▶ _Your tasks_
**1)** In the text about freezing corn, what kitchen item did Mom recommend for cutting the kernels off the cob?
**2)** Rewrite the corn text from "ASimpleHomestead.com - corn on cob closeup" down to "for little mess.", changing "kernels" to "grains".

Output: Seven 2-cup containers of peaches, full tummies and some sugared peaches to go over ice cream.

 

ASimpleHomestead.com - corn on cob

 

My second stop on the way home was to pick up two dozen ears of corn. There’s a local family that has a roadside pick-up truck filled with them and we buy every year. But it’s been a few years since we bought some to freeze. I knew we didn’t have much planned on the weekend so this was a good time to do it.

 

ASimpleHomestead.com - corn on cob closeup

 

Here’s your corn trivia of the day. Did you know that each piece of corn silk comes down to an individual kernel of corn? When you see cobs like the knobby one on the bottom, it means that for some reason not all the strands of silk got pollinated. The other kernels have room to expand and so you get all sorts of odd shapes and sizes. (True? I haven’t verified, but that’s what Papa the walking encyclopedia says LOL)

 

ASimpleHomestead.com - corn cob angel food cake pan

 

When I called Mom about freezing peaches and mentioned we were freezing corn too, she gave me this handy tip. Use an angel food cake pan! The tip of the corn fits in the center to help stabilize it, and as you cut the kernels fall into the sides of the pan for little mess.

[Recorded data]
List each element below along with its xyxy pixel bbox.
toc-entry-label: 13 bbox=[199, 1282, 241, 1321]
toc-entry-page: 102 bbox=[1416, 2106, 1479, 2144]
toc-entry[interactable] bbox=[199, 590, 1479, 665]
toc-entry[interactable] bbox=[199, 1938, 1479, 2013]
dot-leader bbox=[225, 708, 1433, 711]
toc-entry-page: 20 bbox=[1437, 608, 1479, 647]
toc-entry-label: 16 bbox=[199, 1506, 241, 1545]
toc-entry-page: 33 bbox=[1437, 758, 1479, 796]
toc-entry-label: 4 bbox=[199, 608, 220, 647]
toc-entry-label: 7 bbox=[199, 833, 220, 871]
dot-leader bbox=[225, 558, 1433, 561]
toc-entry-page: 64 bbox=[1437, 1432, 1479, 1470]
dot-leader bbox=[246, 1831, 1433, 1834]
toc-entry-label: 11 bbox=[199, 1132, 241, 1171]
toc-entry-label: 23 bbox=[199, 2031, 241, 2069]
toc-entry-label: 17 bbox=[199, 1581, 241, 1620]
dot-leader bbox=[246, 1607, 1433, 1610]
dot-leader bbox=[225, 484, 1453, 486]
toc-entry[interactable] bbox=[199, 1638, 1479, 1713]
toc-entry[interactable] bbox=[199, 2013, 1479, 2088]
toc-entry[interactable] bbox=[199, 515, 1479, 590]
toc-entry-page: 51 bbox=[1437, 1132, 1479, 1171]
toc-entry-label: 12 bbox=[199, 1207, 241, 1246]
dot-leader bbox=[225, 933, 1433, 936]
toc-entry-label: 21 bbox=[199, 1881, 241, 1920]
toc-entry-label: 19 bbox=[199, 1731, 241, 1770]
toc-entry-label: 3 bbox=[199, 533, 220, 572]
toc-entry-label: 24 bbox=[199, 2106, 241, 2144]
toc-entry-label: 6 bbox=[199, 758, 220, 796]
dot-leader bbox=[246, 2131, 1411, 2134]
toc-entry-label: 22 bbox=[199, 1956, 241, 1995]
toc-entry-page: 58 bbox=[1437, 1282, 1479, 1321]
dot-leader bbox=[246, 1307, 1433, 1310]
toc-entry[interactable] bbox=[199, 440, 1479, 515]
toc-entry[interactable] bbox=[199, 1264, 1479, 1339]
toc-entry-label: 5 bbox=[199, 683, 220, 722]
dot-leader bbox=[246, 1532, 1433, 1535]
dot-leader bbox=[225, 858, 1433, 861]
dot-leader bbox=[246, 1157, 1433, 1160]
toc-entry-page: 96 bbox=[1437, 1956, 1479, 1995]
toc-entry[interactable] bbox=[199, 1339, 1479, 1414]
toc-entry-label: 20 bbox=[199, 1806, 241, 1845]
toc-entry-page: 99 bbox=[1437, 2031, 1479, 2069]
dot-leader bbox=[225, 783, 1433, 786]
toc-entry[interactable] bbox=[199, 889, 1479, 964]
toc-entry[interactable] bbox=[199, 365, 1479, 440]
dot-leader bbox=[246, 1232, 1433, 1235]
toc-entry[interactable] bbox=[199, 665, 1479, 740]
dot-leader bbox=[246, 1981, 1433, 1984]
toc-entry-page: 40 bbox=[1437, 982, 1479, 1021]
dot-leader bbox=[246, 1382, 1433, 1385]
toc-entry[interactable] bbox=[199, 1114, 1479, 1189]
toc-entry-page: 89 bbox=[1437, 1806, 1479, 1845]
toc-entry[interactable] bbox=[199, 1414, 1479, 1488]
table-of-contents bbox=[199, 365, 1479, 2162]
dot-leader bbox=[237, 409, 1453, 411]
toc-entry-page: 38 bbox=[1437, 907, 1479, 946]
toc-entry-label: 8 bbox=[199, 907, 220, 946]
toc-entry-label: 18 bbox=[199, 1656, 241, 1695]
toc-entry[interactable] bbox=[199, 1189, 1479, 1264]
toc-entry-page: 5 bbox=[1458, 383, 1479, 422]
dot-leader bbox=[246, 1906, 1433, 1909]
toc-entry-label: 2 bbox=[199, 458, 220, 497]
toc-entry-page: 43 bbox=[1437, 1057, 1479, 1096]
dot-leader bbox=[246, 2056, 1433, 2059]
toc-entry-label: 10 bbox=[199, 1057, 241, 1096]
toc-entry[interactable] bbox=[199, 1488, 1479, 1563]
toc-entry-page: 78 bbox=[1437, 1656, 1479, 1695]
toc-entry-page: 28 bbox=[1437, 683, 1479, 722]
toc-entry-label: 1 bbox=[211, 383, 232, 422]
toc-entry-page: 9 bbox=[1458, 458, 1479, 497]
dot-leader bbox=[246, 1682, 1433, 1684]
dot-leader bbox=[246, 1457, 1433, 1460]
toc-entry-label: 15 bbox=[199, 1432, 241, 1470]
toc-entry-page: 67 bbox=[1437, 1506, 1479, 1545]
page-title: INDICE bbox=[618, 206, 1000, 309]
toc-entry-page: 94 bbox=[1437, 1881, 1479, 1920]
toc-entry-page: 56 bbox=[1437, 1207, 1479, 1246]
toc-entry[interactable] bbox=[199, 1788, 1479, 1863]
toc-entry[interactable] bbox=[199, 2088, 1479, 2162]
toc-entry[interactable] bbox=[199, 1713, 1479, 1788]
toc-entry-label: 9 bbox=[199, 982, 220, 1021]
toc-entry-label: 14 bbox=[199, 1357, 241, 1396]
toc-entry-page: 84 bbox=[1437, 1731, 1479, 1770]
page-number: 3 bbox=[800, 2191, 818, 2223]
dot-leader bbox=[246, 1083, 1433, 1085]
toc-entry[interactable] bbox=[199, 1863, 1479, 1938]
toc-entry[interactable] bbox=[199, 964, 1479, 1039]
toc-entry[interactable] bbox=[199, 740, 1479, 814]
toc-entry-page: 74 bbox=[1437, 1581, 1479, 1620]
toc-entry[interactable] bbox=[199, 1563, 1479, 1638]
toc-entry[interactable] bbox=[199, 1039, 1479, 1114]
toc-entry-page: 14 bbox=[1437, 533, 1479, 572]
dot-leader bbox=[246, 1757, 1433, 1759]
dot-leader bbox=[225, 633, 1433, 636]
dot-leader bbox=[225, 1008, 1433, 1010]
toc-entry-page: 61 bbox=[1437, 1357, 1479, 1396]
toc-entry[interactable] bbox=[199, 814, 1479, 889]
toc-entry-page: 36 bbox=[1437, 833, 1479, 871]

▶ _Answer section_
**1)** An angel food cake pan.

**2)**
ASimpleHomestead.com - corn on cob closeup

 

Here’s your corn trivia of the day. Did you know that each piece of corn silk comes down to an individual kernel of corn? When you see cobs like the knobby one on the bottom, it means that for some reason not all the strands of silk got pollinated. The other grains have room to expand and so you get all sorts of odd shapes and sizes. (True? I haven’t verified, but that’s what Papa the walking encyclopedia says LOL)

 

ASimpleHomestead.com - corn cob angel food cake pan

 

When I called Mom about freezing peaches and mentioned we were freezing corn too, she gave me this handy tip. Use an angel food cake pan! The tip of the corn fits in the center to help stabilize it, and as you cut the grains fall into the sides of the pan for little mess.